§ Complete the following
a) Transcribe the passage on CPU instructions below, starting at "move 5, 2228" and ending at "understandable names to.".
b) Go on with the passage on CPU instructions below, picking up right after its final sentence.

§ Document section
This more complex set of instructions moves the value 2 into both the memory addresses 1000 and 1004 and stores the result in address 1000.

Subtraction, multiplication, and division work the same way, and if you know arithmetic, you already know there's really nothing but addition in the first place. Edit: division needs a remainder and so does not work exactly the same. It stores the remainder in a separate memory location.

As well as math, you can also do comparisons and logical instructions, although I won't be touching on logical instructions here. compare instructions compare two values for equality.

compare 8600, 1000

This takes the value at address 8600 and subtracts the value in 1000, and if the result is zero, the comparison succeeds.

Why is this useful?

The set of instructions you give the computer is read one-at-a-time by the CPU, and the address of the current instruction to be read is stored in a special circuit on the CPU called the instruction pointer or program counter.

The value of the instruction pointer can be changed by special instructions called "jump" or "branch" instructions that change the order in which the instructions are read. This is useful because you can jump to different parts of code and back, or read the same instructions over and over again in a loop, allowing your programs to be dynamic, compact, and interactive.

move 5, 2228
move 5, 2232
compare 2228, 2232
jumpg 65316

This moves a 5 into both 2228 and 2232, compares the two values (returning a zero and thus succeeding), and then jumping the reading of the code to address 65316. I typed jumpg here to mean "jump only if the comparison yields a positive value", or "jump if greater than."

In actual code, you're not going to be jumping to specific, numbered memory addresses, but addresses that you can give understandable names to.

[Stored data entries]
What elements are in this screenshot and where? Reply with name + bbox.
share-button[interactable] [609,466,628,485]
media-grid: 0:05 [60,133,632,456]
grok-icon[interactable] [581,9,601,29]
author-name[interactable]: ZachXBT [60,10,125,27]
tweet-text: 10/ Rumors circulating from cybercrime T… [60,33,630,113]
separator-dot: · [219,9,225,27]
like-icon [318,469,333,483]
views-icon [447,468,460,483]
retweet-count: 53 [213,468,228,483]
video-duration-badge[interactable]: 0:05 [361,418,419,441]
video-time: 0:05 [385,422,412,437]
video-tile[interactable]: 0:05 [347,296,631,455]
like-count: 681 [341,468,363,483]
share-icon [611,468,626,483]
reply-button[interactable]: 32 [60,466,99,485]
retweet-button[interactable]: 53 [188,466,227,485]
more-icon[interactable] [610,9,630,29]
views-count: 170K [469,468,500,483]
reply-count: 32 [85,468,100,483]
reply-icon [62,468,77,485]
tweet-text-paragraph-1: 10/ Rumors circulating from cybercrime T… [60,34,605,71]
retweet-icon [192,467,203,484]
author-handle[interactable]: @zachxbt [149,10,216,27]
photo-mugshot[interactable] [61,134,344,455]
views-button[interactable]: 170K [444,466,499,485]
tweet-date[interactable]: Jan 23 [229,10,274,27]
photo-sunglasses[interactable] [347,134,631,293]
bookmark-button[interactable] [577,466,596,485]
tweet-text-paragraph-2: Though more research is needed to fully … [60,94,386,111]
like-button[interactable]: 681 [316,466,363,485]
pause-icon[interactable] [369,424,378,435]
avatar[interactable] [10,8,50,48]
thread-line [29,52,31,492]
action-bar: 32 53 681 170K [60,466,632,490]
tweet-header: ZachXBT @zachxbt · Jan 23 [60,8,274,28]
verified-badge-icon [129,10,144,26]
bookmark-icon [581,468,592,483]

§ Answers
a)
move 5, 2228
move 5, 2232
compare 2228, 2232
jumpg 65316

This moves a 5 into both 2228 and 2232, compares the two values (returning a zero and thus succeeding), and then jumping the reading of the code to address 65316. I typed jumpg here to mean "jump only if the comparison yields a positive value", or "jump if greater than."

In actual code, you're not going to be jumping to specific, numbered memory addresses, but addresses that you can give understandable names to.

b)
start:
move 10, 204
subtract 1, 204
compare 204, 0
jumpne start

This code gives the name start to the first memory address, loads a 10 into the 204th memory address, subtracts one from the value in the 204th address, and compares that value with the literal value zero.

The reading jumps back to the label start afterward, but only if the comparison succeeds. If it doesn't, the jump is ignored, and the instruction pointer simply reads the next instruction in memory (thus jumpne would mean "jump only if not equal", as opposed to "greater than" or "less than"). This code loops around and around, subtracting 1 from the 204th memory address every time until the value in it is reduced to zero. (Reasoning seems incorrect. May need revision.)

Memory addresses can also be given names when you want to keep track of important values. If you want to calculate the value of a car after x amount of years after it's manufactured, you'd make a program that looks something like this, assuming you start at address 2 and go up 4 addresses for every new value (giving yourself some space to store values):

newCarPrice equ 45000
yearlyDecrease equ 800
carAge equ 6
multiply yearlyDecrease, carAge
subtract newCarPrice, yearlyDecrease

The equ instruction gives an address a name, and gives it the value of the number on the right, advancing the reading of memory afterward, giving you three memory addresses named newCarPrice, yearlyDecrease, and carAge, with the respective memory locations of 2, 6, and 10.

Next, we multiply the value at the address labeled yearlyDecrease by the value at the address labeled carAge, yielding 800 * 6 = 4800, which is then stored in yearlyDecrease. We then subtract that new value 4800 from the value in newCarPrice to get 45000 - 4800 = 40800, which is the final price of your car after 6 years, deprecating $800 every year.

This process of manipulating values in named memory locations is behind the use of "variables" in programming languages.

There's a lot more to it than this, but this is basically how CPU instructions operate deep down in the computer's bare circuitry.

Every programming language you will ever learn builds off this basic set of instructions. The rules for writing code are built off this base. Understand this instruction set, and you will understand your computer, and thus programming languages in general.